Output every record below exactly as it appears.

begin

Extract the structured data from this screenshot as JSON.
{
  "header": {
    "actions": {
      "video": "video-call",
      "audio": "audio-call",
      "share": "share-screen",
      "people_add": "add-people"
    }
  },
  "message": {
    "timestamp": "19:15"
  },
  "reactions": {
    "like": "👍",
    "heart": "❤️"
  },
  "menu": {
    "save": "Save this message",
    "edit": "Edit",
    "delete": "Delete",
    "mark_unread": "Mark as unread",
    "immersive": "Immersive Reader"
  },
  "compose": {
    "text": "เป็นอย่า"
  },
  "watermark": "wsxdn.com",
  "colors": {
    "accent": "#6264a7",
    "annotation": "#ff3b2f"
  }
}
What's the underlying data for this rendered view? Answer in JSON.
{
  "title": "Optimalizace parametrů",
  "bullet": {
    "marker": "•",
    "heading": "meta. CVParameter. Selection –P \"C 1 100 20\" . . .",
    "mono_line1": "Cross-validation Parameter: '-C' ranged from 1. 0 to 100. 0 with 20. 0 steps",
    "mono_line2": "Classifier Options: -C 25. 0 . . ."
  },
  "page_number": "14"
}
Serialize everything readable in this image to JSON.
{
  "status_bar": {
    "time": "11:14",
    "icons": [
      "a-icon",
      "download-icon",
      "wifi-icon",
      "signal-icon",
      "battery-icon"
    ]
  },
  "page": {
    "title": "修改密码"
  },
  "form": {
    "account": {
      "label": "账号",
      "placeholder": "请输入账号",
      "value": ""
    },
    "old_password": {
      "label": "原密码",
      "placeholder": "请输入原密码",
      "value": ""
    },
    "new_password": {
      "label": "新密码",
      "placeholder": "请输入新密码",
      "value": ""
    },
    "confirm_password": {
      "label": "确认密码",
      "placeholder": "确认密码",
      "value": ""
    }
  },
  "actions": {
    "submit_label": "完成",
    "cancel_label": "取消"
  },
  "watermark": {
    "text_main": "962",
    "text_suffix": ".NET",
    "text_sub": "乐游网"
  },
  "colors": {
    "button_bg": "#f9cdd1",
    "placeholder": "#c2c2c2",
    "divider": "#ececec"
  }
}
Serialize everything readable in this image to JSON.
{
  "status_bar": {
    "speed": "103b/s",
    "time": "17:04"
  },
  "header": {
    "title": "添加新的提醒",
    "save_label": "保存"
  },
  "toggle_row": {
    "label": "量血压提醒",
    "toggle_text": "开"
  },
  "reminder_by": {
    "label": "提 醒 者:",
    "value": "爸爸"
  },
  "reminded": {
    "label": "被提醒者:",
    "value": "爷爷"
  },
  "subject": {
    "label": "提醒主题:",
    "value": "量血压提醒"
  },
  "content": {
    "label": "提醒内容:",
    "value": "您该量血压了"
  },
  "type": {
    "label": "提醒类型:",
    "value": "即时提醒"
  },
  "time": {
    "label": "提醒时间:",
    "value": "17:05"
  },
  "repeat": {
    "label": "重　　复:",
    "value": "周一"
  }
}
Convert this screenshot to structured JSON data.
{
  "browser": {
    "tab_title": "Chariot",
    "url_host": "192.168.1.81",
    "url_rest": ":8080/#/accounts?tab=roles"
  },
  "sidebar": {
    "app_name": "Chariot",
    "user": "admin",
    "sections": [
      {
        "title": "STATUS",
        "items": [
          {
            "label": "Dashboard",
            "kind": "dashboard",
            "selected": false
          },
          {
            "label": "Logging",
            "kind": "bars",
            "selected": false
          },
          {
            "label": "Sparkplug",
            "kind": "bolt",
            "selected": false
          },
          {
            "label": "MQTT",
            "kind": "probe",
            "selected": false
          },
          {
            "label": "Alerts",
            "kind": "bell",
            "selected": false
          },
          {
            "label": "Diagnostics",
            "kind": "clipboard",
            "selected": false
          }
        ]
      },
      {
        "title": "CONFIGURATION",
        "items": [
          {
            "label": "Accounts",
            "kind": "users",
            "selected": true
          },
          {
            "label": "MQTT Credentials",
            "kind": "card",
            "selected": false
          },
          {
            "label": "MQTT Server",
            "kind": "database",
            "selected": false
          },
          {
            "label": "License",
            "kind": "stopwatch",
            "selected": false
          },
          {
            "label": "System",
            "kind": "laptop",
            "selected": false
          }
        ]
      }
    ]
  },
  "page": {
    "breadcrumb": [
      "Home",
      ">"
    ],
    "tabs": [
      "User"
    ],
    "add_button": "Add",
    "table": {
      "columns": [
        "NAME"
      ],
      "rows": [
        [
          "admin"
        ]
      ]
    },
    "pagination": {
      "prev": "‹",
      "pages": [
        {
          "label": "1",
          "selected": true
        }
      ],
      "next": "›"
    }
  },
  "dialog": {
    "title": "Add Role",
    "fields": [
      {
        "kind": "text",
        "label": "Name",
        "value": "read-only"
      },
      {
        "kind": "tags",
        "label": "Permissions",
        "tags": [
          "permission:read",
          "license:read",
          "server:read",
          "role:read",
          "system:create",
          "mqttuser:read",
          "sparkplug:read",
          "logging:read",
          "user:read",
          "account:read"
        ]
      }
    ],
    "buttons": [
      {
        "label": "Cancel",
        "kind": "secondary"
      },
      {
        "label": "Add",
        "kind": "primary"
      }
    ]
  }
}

end

TASK OUTPUT:
Extract the structured data from this screenshot as JSON.
{
  "header": {
    "actions": {
      "video": "video-call",
      "audio": "audio-call",
      "share": "share-screen",
      "people_add": "add-people"
    }
  },
  "message": {
    "timestamp": "19:15"
  },
  "reactions": {
    "like": "👍",
    "heart": "❤️"
  },
  "menu": {
    "save": "Save this message",
    "edit": "Edit",
    "delete": "Delete",
    "mark_unread": "Mark as unread",
    "immersive": "Immersive Reader"
  },
  "compose": {
    "text": "เป็นอย่า"
  },
  "watermark": "wsxdn.com",
  "colors": {
    "accent": "#6264a7",
    "annotation": "#ff3b2f"
  }
}
What's the underlying data for this rendered view? Answer in JSON.
{
  "title": "Optimalizace parametrů",
  "bullet": {
    "marker": "•",
    "heading": "meta. CVParameter. Selection –P \"C 1 100 20\" . . .",
    "mono_line1": "Cross-validation Parameter: '-C' ranged from 1. 0 to 100. 0 with 20. 0 steps",
    "mono_line2": "Classifier Options: -C 25. 0 . . ."
  },
  "page_number": "14"
}
Serialize everything readable in this image to JSON.
{
  "status_bar": {
    "time": "11:14",
    "icons": [
      "a-icon",
      "download-icon",
      "wifi-icon",
      "signal-icon",
      "battery-icon"
    ]
  },
  "page": {
    "title": "修改密码"
  },
  "form": {
    "account": {
      "label": "账号",
      "placeholder": "请输入账号",
      "value": ""
    },
    "old_password": {
      "label": "原密码",
      "placeholder": "请输入原密码",
      "value": ""
    },
    "new_password": {
      "label": "新密码",
      "placeholder": "请输入新密码",
      "value": ""
    },
    "confirm_password": {
      "label": "确认密码",
      "placeholder": "确认密码",
      "value": ""
    }
  },
  "actions": {
    "submit_label": "完成",
    "cancel_label": "取消"
  },
  "watermark": {
    "text_main": "962",
    "text_suffix": ".NET",
    "text_sub": "乐游网"
  },
  "colors": {
    "button_bg": "#f9cdd1",
    "placeholder": "#c2c2c2",
    "divider": "#ececec"
  }
}
Serialize everything readable in this image to JSON.
{
  "status_bar": {
    "speed": "103b/s",
    "time": "17:04"
  },
  "header": {
    "title": "添加新的提醒",
    "save_label": "保存"
  },
  "toggle_row": {
    "label": "量血压提醒",
    "toggle_text": "开"
  },
  "reminder_by": {
    "label": "提 醒 者:",
    "value": "爸爸"
  },
  "reminded": {
    "label": "被提醒者:",
    "value": "爷爷"
  },
  "subject": {
    "label": "提醒主题:",
    "value": "量血压提醒"
  },
  "content": {
    "label": "提醒内容:",
    "value": "您该量血压了"
  },
  "type": {
    "label": "提醒类型:",
    "value": "即时提醒"
  },
  "time": {
    "label": "提醒时间:",
    "value": "17:05"
  },
  "repeat": {
    "label": "重　　复:",
    "value": "周一"
  }
}
Convert this screenshot to structured JSON data.
{
  "browser": {
    "tab_title": "Chariot",
    "url_host": "192.168.1.81",
    "url_rest": ":8080/#/accounts?tab=roles"
  },
  "sidebar": {
    "app_name": "Chariot",
    "user": "admin",
    "sections": [
      {
        "title": "STATUS",
        "items": [
          {
            "label": "Dashboard",
            "kind": "dashboard",
            "selected": false
          },
          {
            "label": "Logging",
            "kind": "bars",
            "selected": false
          },
          {
            "label": "Sparkplug",
            "kind": "bolt",
            "selected": false
          },
          {
            "label": "MQTT",
            "kind": "probe",
            "selected": false
          },
          {
            "label": "Alerts",
            "kind": "bell",
            "selected": false
          },
          {
            "label": "Diagnostics",
            "kind": "clipboard",
            "selected": false
          }
        ]
      },
      {
        "title": "CONFIGURATION",
        "items": [
          {
            "label": "Accounts",
            "kind": "users",
            "selected": true
          },
          {
            "label": "MQTT Credentials",
            "kind": "card",
            "selected": false
          },
          {
            "label": "MQTT Server",
            "kind": "database",
            "selected": false
          },
          {
            "label": "License",
            "kind": "stopwatch",
            "selected": false
          },
          {
            "label": "System",
            "kind": "laptop",
            "selected": false
          }
        ]
      }
    ]
  },
  "page": {
    "breadcrumb": [
      "Home",
      ">"
    ],
    "tabs": [
      "User"
    ],
    "add_button": "Add",
    "table": {
      "columns": [
        "NAME"
      ],
      "rows": [
        [
          "admin"
        ]
      ]
    },
    "pagination": {
      "prev": "‹",
      "pages": [
        {
          "label": "1",
          "selected": true
        }
      ],
      "next": "›"
    }
  },
  "dialog": {
    "title": "Add Role",
    "fields": [
      {
        "kind": "text",
        "label": "Name",
        "value": "read-only"
      },
      {
        "kind": "tags",
        "label": "Permissions",
        "tags": [
          "permission:read",
          "license:read",
          "server:read",
          "role:read",
          "system:create",
          "mqttuser:read",
          "sparkplug:read",
          "logging:read",
          "user:read",
          "account:read"
        ]
      }
    ],
    "buttons": [
      {
        "label": "Cancel",
        "kind": "secondary"
      },
      {
        "label": "Add",
        "kind": "primary"
      }
    ]
  }
}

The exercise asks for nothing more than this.